__YOUR TASK__.
Return a copy of each line that holds the string "panel".

__EXERCISE MATERIALS__.

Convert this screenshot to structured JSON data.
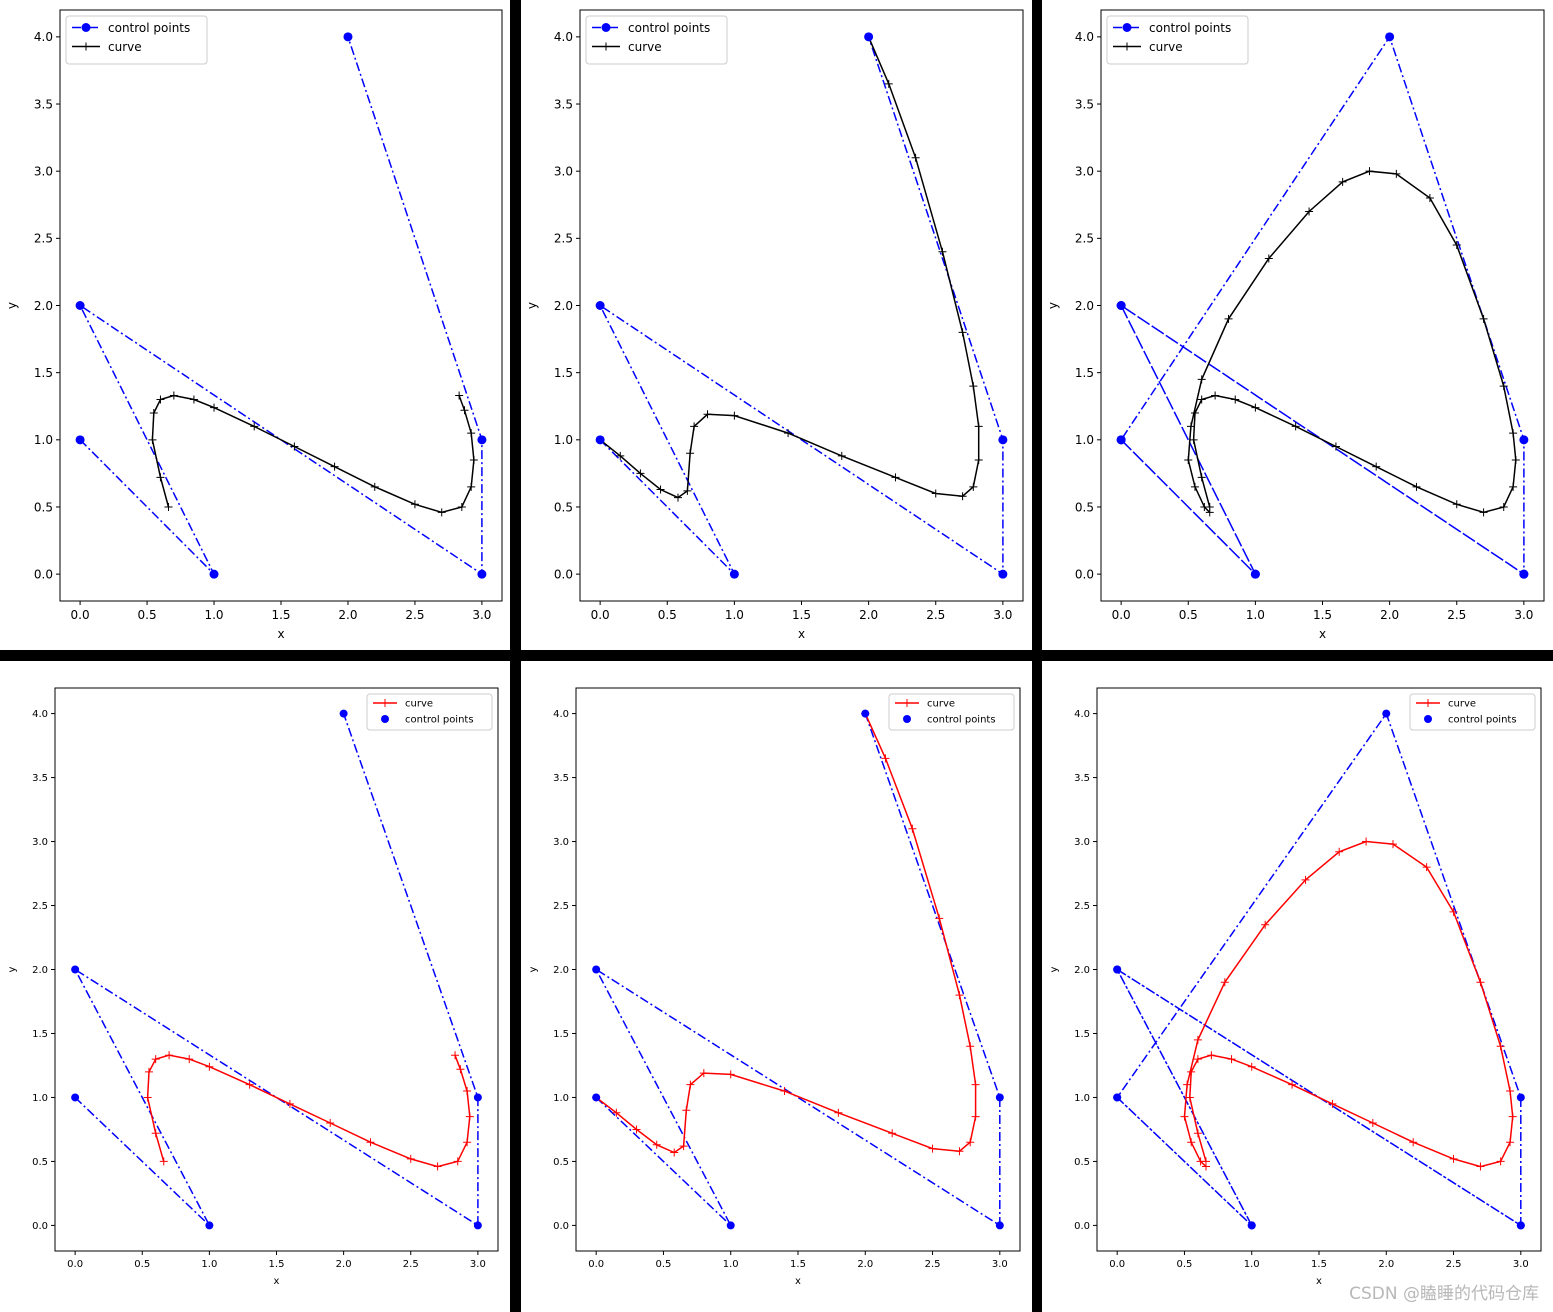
{
  "colors": {
    "control": "#0000ff",
    "curve_top": "#000000",
    "curve_bottom": "#ff0000"
  },
  "watermark": "CSDN @瞌睡的代码仓库",
  "chart_data": [
    {
      "type": "line",
      "panel": "top-left",
      "xlabel": "x",
      "ylabel": "y",
      "xlim": [
        -0.15,
        3.15
      ],
      "ylim": [
        -0.2,
        4.2
      ],
      "xticks": [
        "0.0",
        "0.5",
        "1.0",
        "1.5",
        "2.0",
        "2.5",
        "3.0"
      ],
      "yticks": [
        "0.0",
        "0.5",
        "1.0",
        "1.5",
        "2.0",
        "2.5",
        "3.0",
        "3.5",
        "4.0"
      ],
      "legend": {
        "placement": "top-left",
        "entries": [
          "control points",
          "curve"
        ]
      },
      "series": [
        {
          "name": "control points",
          "style": "blue dash-dot with circle markers",
          "x": [
            0,
            1,
            0,
            3,
            3,
            2
          ],
          "y": [
            1,
            0,
            2,
            0,
            1,
            4
          ]
        },
        {
          "name": "curve",
          "style": "black line with plus markers",
          "x": [
            0.66,
            0.6,
            0.54,
            0.55,
            0.6,
            0.7,
            0.85,
            1.0,
            1.3,
            1.6,
            1.9,
            2.2,
            2.5,
            2.7,
            2.85,
            2.92,
            2.94,
            2.92,
            2.87,
            2.83
          ],
          "y": [
            0.5,
            0.72,
            1.0,
            1.2,
            1.3,
            1.33,
            1.3,
            1.24,
            1.1,
            0.95,
            0.8,
            0.65,
            0.52,
            0.46,
            0.5,
            0.65,
            0.85,
            1.05,
            1.22,
            1.33
          ]
        }
      ]
    },
    {
      "type": "line",
      "panel": "top-middle",
      "xlabel": "x",
      "ylabel": "y",
      "xlim": [
        -0.15,
        3.15
      ],
      "ylim": [
        -0.2,
        4.2
      ],
      "xticks": [
        "0.0",
        "0.5",
        "1.0",
        "1.5",
        "2.0",
        "2.5",
        "3.0"
      ],
      "yticks": [
        "0.0",
        "0.5",
        "1.0",
        "1.5",
        "2.0",
        "2.5",
        "3.0",
        "3.5",
        "4.0"
      ],
      "legend": {
        "placement": "top-left",
        "entries": [
          "control points",
          "curve"
        ]
      },
      "series": [
        {
          "name": "control points",
          "style": "blue dash-dot with circle markers",
          "x": [
            0,
            1,
            0,
            3,
            3,
            2
          ],
          "y": [
            1,
            0,
            2,
            0,
            1,
            4
          ]
        },
        {
          "name": "curve",
          "style": "black line with plus markers",
          "x": [
            0.0,
            0.15,
            0.3,
            0.45,
            0.58,
            0.65,
            0.67,
            0.7,
            0.8,
            1.0,
            1.4,
            1.8,
            2.2,
            2.5,
            2.7,
            2.78,
            2.82,
            2.82,
            2.78,
            2.7,
            2.55,
            2.35,
            2.15,
            2.0
          ],
          "y": [
            1.0,
            0.88,
            0.75,
            0.63,
            0.57,
            0.62,
            0.9,
            1.1,
            1.19,
            1.18,
            1.05,
            0.88,
            0.72,
            0.6,
            0.58,
            0.65,
            0.85,
            1.1,
            1.4,
            1.8,
            2.4,
            3.1,
            3.65,
            4.0
          ]
        }
      ]
    },
    {
      "type": "line",
      "panel": "top-right",
      "xlabel": "x",
      "ylabel": "y",
      "xlim": [
        -0.15,
        3.15
      ],
      "ylim": [
        -0.2,
        4.2
      ],
      "xticks": [
        "0.0",
        "0.5",
        "1.0",
        "1.5",
        "2.0",
        "2.5",
        "3.0"
      ],
      "yticks": [
        "0.0",
        "0.5",
        "1.0",
        "1.5",
        "2.0",
        "2.5",
        "3.0",
        "3.5",
        "4.0"
      ],
      "legend": {
        "placement": "top-left",
        "entries": [
          "control points",
          "curve"
        ]
      },
      "series": [
        {
          "name": "control points",
          "style": "blue dash-dot with circle markers",
          "x": [
            0,
            1,
            0,
            3,
            3,
            2,
            0,
            1,
            0,
            3
          ],
          "y": [
            1,
            0,
            2,
            0,
            1,
            4,
            1,
            0,
            2,
            0
          ]
        },
        {
          "name": "curve",
          "style": "black line with plus markers",
          "x": [
            0.66,
            0.6,
            0.54,
            0.55,
            0.6,
            0.7,
            0.85,
            1.0,
            1.3,
            1.6,
            1.9,
            2.2,
            2.5,
            2.7,
            2.85,
            2.92,
            2.94,
            2.92,
            2.85,
            2.7,
            2.5,
            2.3,
            2.05,
            1.85,
            1.65,
            1.4,
            1.1,
            0.8,
            0.6,
            0.52,
            0.5,
            0.55,
            0.62,
            0.66
          ],
          "y": [
            0.5,
            0.72,
            1.0,
            1.2,
            1.3,
            1.33,
            1.3,
            1.24,
            1.1,
            0.95,
            0.8,
            0.65,
            0.52,
            0.46,
            0.5,
            0.65,
            0.85,
            1.05,
            1.4,
            1.9,
            2.45,
            2.8,
            2.98,
            3.0,
            2.92,
            2.7,
            2.35,
            1.9,
            1.45,
            1.1,
            0.85,
            0.65,
            0.5,
            0.46
          ]
        }
      ]
    },
    {
      "type": "line",
      "panel": "bottom-left",
      "xlabel": "x",
      "ylabel": "y",
      "xlim": [
        -0.15,
        3.15
      ],
      "ylim": [
        -0.2,
        4.2
      ],
      "xticks": [
        "0.0",
        "0.5",
        "1.0",
        "1.5",
        "2.0",
        "2.5",
        "3.0"
      ],
      "yticks": [
        "0.0",
        "0.5",
        "1.0",
        "1.5",
        "2.0",
        "2.5",
        "3.0",
        "3.5",
        "4.0"
      ],
      "legend": {
        "placement": "top-right",
        "entries": [
          "curve",
          "control points"
        ]
      },
      "series": [
        {
          "name": "curve",
          "style": "red line with plus markers",
          "x": [
            0.66,
            0.6,
            0.54,
            0.55,
            0.6,
            0.7,
            0.85,
            1.0,
            1.3,
            1.6,
            1.9,
            2.2,
            2.5,
            2.7,
            2.85,
            2.92,
            2.94,
            2.92,
            2.87,
            2.83
          ],
          "y": [
            0.5,
            0.72,
            1.0,
            1.2,
            1.3,
            1.33,
            1.3,
            1.24,
            1.1,
            0.95,
            0.8,
            0.65,
            0.52,
            0.46,
            0.5,
            0.65,
            0.85,
            1.05,
            1.22,
            1.33
          ]
        },
        {
          "name": "control points",
          "style": "blue scatter with dash-dot polygon",
          "x": [
            0,
            1,
            0,
            3,
            3,
            2
          ],
          "y": [
            1,
            0,
            2,
            0,
            1,
            4
          ]
        }
      ]
    },
    {
      "type": "line",
      "panel": "bottom-middle",
      "xlabel": "x",
      "ylabel": "y",
      "xlim": [
        -0.15,
        3.15
      ],
      "ylim": [
        -0.2,
        4.2
      ],
      "xticks": [
        "0.0",
        "0.5",
        "1.0",
        "1.5",
        "2.0",
        "2.5",
        "3.0"
      ],
      "yticks": [
        "0.0",
        "0.5",
        "1.0",
        "1.5",
        "2.0",
        "2.5",
        "3.0",
        "3.5",
        "4.0"
      ],
      "legend": {
        "placement": "top-right",
        "entries": [
          "curve",
          "control points"
        ]
      },
      "series": [
        {
          "name": "curve",
          "style": "red line with plus markers",
          "x": [
            0.0,
            0.15,
            0.3,
            0.45,
            0.58,
            0.65,
            0.67,
            0.7,
            0.8,
            1.0,
            1.4,
            1.8,
            2.2,
            2.5,
            2.7,
            2.78,
            2.82,
            2.82,
            2.78,
            2.7,
            2.55,
            2.35,
            2.15,
            2.0
          ],
          "y": [
            1.0,
            0.88,
            0.75,
            0.63,
            0.57,
            0.62,
            0.9,
            1.1,
            1.19,
            1.18,
            1.05,
            0.88,
            0.72,
            0.6,
            0.58,
            0.65,
            0.85,
            1.1,
            1.4,
            1.8,
            2.4,
            3.1,
            3.65,
            4.0
          ]
        },
        {
          "name": "control points",
          "style": "blue scatter with dash-dot polygon",
          "x": [
            0,
            1,
            0,
            3,
            3,
            2
          ],
          "y": [
            1,
            0,
            2,
            0,
            1,
            4
          ]
        }
      ]
    },
    {
      "type": "line",
      "panel": "bottom-right",
      "xlabel": "x",
      "ylabel": "y",
      "xlim": [
        -0.15,
        3.15
      ],
      "ylim": [
        -0.2,
        4.2
      ],
      "xticks": [
        "0.0",
        "0.5",
        "1.0",
        "1.5",
        "2.0",
        "2.5",
        "3.0"
      ],
      "yticks": [
        "0.0",
        "0.5",
        "1.0",
        "1.5",
        "2.0",
        "2.5",
        "3.0",
        "3.5",
        "4.0"
      ],
      "legend": {
        "placement": "top-right",
        "entries": [
          "curve",
          "control points"
        ]
      },
      "series": [
        {
          "name": "curve",
          "style": "red line with plus markers",
          "x": [
            0.66,
            0.6,
            0.54,
            0.55,
            0.6,
            0.7,
            0.85,
            1.0,
            1.3,
            1.6,
            1.9,
            2.2,
            2.5,
            2.7,
            2.85,
            2.92,
            2.94,
            2.92,
            2.85,
            2.7,
            2.5,
            2.3,
            2.05,
            1.85,
            1.65,
            1.4,
            1.1,
            0.8,
            0.6,
            0.52,
            0.5,
            0.55,
            0.62,
            0.66
          ],
          "y": [
            0.5,
            0.72,
            1.0,
            1.2,
            1.3,
            1.33,
            1.3,
            1.24,
            1.1,
            0.95,
            0.8,
            0.65,
            0.52,
            0.46,
            0.5,
            0.65,
            0.85,
            1.05,
            1.4,
            1.9,
            2.45,
            2.8,
            2.98,
            3.0,
            2.92,
            2.7,
            2.35,
            1.9,
            1.45,
            1.1,
            0.85,
            0.65,
            0.5,
            0.46
          ]
        },
        {
          "name": "control points",
          "style": "blue scatter with dash-dot polygon",
          "x": [
            0,
            1,
            0,
            3,
            3,
            2,
            0,
            1,
            0,
            3
          ],
          "y": [
            1,
            0,
            2,
            0,
            1,
            4,
            1,
            0,
            2,
            0
          ]
        }
      ]
    }
  ]
}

__OUTPUT OF THE TASK__.
      "panel": "top-left",
      "panel": "top-middle",
      "panel": "top-right",
      "panel": "bottom-left",
      "panel": "bottom-middle",
      "panel": "bottom-right",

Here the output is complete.